**TASK TO COMPLETE**: Take the data below and repeat it exactly.

**SOURCE MATERIAL**:
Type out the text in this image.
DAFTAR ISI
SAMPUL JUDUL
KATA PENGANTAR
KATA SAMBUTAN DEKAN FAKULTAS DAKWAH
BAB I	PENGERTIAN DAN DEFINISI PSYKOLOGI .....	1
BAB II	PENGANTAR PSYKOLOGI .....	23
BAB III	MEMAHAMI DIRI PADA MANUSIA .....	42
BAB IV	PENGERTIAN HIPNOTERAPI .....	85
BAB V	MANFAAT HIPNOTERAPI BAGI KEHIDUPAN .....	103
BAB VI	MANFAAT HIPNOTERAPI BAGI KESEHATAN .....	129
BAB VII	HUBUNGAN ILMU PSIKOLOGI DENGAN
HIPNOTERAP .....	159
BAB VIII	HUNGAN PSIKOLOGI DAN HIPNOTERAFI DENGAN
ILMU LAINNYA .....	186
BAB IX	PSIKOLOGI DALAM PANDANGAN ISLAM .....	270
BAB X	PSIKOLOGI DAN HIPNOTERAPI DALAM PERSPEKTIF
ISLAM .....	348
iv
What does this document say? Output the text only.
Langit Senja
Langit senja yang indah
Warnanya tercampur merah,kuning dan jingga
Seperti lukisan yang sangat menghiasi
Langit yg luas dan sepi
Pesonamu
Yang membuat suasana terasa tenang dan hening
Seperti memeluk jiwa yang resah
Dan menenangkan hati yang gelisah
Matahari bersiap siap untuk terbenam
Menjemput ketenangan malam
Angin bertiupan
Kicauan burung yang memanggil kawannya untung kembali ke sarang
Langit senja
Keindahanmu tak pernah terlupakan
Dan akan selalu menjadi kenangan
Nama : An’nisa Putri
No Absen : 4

**ANSWER FOR THE TASK**:
Type out the text in this image.
DAFTAR ISI
SAMPUL JUDUL
KATA PENGANTAR
KATA SAMBUTAN DEKAN FAKULTAS DAKWAH
BAB I	PENGERTIAN DAN DEFINISI PSYKOLOGI .....	1
BAB II	PENGANTAR PSYKOLOGI .....	23
BAB III	MEMAHAMI DIRI PADA MANUSIA .....	42
BAB IV	PENGERTIAN HIPNOTERAPI .....	85
BAB V	MANFAAT HIPNOTERAPI BAGI KEHIDUPAN .....	103
BAB VI	MANFAAT HIPNOTERAPI BAGI KESEHATAN .....	129
BAB VII	HUBUNGAN ILMU PSIKOLOGI DENGAN
HIPNOTERAP .....	159
BAB VIII	HUNGAN PSIKOLOGI DAN HIPNOTERAFI DENGAN
ILMU LAINNYA .....	186
BAB IX	PSIKOLOGI DALAM PANDANGAN ISLAM .....	270
BAB X	PSIKOLOGI DAN HIPNOTERAPI DALAM PERSPEKTIF
ISLAM .....	348
iv
What does this document say? Output the text only.
Langit Senja
Langit senja yang indah
Warnanya tercampur merah,kuning dan jingga
Seperti lukisan yang sangat menghiasi
Langit yg luas dan sepi
Pesonamu
Yang membuat suasana terasa tenang dan hening
Seperti memeluk jiwa yang resah
Dan menenangkan hati yang gelisah
Matahari bersiap siap untuk terbenam
Menjemput ketenangan malam
Angin bertiupan
Kicauan burung yang memanggil kawannya untung kembali ke sarang
Langit senja
Keindahanmu tak pernah terlupakan
Dan akan selalu menjadi kenangan
Nama : An’nisa Putri
No Absen : 4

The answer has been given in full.